### Written request
From the records, pick out and copy each line containing "might".

++++ Exercise inputs ++++

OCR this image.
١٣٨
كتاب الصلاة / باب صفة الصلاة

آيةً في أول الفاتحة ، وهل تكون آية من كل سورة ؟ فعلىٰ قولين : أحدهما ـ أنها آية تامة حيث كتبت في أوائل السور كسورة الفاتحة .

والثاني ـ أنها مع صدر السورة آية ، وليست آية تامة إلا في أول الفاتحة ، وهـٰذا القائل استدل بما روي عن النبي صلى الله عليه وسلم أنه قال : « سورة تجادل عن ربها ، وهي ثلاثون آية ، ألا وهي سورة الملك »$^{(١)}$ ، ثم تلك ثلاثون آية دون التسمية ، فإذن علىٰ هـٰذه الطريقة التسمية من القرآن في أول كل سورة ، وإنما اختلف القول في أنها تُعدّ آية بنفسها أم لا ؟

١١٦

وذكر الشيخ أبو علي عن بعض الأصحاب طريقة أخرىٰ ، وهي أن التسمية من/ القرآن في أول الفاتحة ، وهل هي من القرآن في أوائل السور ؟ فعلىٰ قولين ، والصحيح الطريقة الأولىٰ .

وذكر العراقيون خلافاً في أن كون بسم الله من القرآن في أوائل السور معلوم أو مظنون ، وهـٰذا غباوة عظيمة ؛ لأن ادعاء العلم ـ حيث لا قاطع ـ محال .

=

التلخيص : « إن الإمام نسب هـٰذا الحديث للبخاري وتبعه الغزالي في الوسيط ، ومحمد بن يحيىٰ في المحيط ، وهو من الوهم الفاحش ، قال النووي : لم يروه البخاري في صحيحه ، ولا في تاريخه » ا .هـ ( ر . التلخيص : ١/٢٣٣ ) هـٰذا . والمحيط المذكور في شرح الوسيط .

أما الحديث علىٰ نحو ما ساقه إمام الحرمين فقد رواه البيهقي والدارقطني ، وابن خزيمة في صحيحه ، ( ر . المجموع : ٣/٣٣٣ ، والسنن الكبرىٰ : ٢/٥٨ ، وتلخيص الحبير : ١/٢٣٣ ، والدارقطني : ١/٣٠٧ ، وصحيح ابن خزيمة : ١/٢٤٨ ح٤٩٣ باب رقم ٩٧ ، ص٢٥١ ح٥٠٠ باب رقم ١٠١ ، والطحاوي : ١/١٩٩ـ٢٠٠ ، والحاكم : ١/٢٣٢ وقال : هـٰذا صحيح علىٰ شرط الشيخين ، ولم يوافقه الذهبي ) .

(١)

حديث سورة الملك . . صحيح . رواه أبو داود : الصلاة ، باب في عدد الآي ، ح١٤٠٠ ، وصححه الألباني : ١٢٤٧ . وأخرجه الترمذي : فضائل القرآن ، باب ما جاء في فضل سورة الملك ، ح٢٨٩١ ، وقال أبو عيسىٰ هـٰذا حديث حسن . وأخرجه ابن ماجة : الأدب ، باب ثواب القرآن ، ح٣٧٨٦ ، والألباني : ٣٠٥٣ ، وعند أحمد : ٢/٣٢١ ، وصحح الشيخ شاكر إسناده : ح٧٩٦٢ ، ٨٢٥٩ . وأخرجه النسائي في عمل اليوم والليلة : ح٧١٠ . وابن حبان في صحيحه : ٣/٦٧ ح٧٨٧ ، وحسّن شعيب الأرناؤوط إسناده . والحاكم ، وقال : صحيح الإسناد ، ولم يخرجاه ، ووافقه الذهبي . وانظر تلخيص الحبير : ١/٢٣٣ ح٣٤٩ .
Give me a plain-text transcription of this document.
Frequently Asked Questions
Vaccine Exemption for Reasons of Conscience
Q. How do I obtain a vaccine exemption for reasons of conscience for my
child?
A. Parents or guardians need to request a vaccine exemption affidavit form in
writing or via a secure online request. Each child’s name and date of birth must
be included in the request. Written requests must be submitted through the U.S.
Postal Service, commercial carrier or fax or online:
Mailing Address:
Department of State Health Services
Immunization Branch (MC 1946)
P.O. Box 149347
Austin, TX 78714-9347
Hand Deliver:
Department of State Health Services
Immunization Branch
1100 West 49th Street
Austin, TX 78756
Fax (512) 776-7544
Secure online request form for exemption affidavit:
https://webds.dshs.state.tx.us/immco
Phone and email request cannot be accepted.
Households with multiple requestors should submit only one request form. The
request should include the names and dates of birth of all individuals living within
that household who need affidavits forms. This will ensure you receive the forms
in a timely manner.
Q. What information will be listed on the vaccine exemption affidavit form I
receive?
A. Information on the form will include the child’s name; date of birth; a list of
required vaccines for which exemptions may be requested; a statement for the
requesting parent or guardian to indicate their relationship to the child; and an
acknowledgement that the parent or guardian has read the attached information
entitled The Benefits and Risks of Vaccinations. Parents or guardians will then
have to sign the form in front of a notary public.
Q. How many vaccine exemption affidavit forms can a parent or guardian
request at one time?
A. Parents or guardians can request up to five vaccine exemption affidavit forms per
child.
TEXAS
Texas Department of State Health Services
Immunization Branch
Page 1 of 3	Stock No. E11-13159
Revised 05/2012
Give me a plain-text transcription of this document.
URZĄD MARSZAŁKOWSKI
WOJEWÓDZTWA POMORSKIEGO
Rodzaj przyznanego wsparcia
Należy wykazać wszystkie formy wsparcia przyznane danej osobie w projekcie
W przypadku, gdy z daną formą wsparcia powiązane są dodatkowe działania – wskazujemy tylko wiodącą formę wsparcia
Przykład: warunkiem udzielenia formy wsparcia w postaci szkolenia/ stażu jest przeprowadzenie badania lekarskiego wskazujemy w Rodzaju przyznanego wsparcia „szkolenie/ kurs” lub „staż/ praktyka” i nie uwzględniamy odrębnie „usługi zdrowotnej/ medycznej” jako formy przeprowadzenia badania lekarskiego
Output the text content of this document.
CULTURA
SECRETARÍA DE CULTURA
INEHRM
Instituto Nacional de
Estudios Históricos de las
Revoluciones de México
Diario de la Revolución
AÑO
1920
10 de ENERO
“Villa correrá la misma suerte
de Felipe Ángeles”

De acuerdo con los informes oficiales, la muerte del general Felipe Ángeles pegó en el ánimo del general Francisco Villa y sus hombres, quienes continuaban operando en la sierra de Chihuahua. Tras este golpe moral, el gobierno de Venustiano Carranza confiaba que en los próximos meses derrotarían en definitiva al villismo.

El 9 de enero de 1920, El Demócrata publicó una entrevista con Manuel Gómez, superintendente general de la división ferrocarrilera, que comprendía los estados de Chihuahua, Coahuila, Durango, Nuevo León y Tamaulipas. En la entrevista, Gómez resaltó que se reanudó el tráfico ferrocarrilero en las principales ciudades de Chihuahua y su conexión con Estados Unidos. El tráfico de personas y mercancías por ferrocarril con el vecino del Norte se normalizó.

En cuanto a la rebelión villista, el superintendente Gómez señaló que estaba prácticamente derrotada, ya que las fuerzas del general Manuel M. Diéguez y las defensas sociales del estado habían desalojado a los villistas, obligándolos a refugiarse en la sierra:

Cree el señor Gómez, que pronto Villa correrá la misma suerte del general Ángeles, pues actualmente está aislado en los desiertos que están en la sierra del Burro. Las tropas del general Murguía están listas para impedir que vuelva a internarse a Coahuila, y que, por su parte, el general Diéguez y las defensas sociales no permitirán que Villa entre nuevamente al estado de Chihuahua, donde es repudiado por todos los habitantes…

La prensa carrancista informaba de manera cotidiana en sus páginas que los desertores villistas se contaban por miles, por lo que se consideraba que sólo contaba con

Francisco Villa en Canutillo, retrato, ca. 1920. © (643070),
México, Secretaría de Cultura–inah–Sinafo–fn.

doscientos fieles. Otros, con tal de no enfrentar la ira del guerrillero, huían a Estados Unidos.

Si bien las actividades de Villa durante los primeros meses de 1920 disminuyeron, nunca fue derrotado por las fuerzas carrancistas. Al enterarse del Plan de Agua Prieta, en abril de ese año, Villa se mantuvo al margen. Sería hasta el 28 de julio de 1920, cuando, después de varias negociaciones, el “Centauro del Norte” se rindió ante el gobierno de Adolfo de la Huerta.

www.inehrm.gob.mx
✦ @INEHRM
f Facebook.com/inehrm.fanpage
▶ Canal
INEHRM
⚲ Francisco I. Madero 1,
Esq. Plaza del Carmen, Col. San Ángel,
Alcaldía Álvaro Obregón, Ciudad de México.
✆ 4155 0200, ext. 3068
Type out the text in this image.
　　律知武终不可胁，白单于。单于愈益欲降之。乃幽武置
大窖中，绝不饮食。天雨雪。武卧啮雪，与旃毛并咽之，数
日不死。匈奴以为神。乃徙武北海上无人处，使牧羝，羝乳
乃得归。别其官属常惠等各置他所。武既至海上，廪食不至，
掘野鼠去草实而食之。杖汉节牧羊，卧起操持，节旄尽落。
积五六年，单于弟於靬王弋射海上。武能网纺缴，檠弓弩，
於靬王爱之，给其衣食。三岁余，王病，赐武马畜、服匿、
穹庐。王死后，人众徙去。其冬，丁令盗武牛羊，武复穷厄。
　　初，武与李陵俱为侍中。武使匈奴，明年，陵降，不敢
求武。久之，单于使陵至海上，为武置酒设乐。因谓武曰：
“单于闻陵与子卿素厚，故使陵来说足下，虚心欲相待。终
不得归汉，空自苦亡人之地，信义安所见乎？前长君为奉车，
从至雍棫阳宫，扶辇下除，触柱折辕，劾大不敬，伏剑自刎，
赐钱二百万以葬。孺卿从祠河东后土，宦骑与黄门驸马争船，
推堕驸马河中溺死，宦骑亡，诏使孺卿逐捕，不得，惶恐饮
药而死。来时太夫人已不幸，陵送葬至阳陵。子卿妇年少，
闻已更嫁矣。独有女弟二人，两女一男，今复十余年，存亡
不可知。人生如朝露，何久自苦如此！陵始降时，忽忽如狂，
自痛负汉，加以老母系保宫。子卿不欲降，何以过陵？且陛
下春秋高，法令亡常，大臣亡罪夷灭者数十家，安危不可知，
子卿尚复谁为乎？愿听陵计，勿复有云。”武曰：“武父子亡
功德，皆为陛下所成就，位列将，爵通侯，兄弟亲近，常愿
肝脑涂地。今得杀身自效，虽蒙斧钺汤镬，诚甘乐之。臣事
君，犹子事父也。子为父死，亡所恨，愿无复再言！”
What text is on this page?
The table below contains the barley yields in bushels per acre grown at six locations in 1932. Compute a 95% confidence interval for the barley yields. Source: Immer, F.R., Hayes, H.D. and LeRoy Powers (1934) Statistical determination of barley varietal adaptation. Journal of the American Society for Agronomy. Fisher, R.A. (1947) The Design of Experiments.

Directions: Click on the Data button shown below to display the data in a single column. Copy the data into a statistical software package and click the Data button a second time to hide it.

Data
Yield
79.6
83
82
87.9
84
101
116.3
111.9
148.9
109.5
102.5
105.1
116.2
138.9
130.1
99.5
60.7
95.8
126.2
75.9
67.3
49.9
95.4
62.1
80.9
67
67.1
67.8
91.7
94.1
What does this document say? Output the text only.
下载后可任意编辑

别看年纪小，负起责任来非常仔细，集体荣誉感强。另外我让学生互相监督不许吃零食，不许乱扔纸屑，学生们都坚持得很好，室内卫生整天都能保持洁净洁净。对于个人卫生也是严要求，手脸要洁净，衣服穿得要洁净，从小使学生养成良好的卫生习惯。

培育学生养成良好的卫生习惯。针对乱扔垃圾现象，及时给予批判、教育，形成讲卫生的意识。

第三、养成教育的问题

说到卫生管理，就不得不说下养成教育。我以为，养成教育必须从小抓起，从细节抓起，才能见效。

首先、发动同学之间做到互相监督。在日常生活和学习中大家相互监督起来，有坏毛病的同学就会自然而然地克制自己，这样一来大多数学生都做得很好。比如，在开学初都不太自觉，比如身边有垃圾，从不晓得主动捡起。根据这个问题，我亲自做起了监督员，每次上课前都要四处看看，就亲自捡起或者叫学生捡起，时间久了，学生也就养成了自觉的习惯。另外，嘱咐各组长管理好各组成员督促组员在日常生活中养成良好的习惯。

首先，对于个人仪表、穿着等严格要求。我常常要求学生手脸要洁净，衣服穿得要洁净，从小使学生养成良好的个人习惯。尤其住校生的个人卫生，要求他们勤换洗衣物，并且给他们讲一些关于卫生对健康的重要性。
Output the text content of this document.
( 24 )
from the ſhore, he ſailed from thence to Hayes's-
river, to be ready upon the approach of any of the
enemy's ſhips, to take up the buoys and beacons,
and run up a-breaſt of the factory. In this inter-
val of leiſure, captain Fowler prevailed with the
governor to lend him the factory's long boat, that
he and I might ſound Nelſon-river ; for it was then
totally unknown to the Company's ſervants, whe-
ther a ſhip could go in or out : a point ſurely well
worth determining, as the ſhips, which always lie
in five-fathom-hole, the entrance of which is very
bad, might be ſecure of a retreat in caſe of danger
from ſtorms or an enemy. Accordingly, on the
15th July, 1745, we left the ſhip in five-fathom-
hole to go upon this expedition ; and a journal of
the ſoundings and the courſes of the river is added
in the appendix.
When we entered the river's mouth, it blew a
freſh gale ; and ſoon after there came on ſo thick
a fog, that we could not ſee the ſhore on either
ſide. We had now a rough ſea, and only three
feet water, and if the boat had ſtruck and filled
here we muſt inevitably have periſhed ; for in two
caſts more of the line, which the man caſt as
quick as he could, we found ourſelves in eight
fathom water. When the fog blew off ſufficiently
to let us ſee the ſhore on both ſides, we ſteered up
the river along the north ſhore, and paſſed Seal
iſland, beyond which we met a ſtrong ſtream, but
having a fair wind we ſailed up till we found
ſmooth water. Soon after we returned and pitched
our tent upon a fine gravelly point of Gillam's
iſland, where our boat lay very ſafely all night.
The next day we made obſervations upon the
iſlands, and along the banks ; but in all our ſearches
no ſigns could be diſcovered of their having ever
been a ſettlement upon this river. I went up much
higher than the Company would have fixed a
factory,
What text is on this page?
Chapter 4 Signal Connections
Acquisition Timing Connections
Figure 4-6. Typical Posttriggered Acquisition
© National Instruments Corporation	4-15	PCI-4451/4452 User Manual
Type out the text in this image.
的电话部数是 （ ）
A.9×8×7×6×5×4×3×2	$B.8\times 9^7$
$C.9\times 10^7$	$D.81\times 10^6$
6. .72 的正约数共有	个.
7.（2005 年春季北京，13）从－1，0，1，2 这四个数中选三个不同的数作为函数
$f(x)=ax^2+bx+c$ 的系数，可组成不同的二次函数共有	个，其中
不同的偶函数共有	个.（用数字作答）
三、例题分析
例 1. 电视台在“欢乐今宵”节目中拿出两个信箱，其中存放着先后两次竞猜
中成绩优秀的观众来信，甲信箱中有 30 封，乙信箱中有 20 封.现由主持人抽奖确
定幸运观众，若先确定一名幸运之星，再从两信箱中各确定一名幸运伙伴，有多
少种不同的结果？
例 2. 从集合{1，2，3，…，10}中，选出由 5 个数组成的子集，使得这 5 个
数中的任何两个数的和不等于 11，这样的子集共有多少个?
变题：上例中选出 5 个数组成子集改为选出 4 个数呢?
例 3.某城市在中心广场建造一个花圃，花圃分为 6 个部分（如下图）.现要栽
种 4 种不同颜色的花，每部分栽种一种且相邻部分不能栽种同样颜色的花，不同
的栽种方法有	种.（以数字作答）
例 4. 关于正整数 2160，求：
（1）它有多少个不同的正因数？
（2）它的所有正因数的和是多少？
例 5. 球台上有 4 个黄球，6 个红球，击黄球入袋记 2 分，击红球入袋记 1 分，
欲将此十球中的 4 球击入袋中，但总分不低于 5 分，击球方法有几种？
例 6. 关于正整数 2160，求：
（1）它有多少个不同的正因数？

++++

### Answer for the task
he and I might ſound Nelſon-river ; for it was then
bad, might be ſecure of a retreat in caſe of danger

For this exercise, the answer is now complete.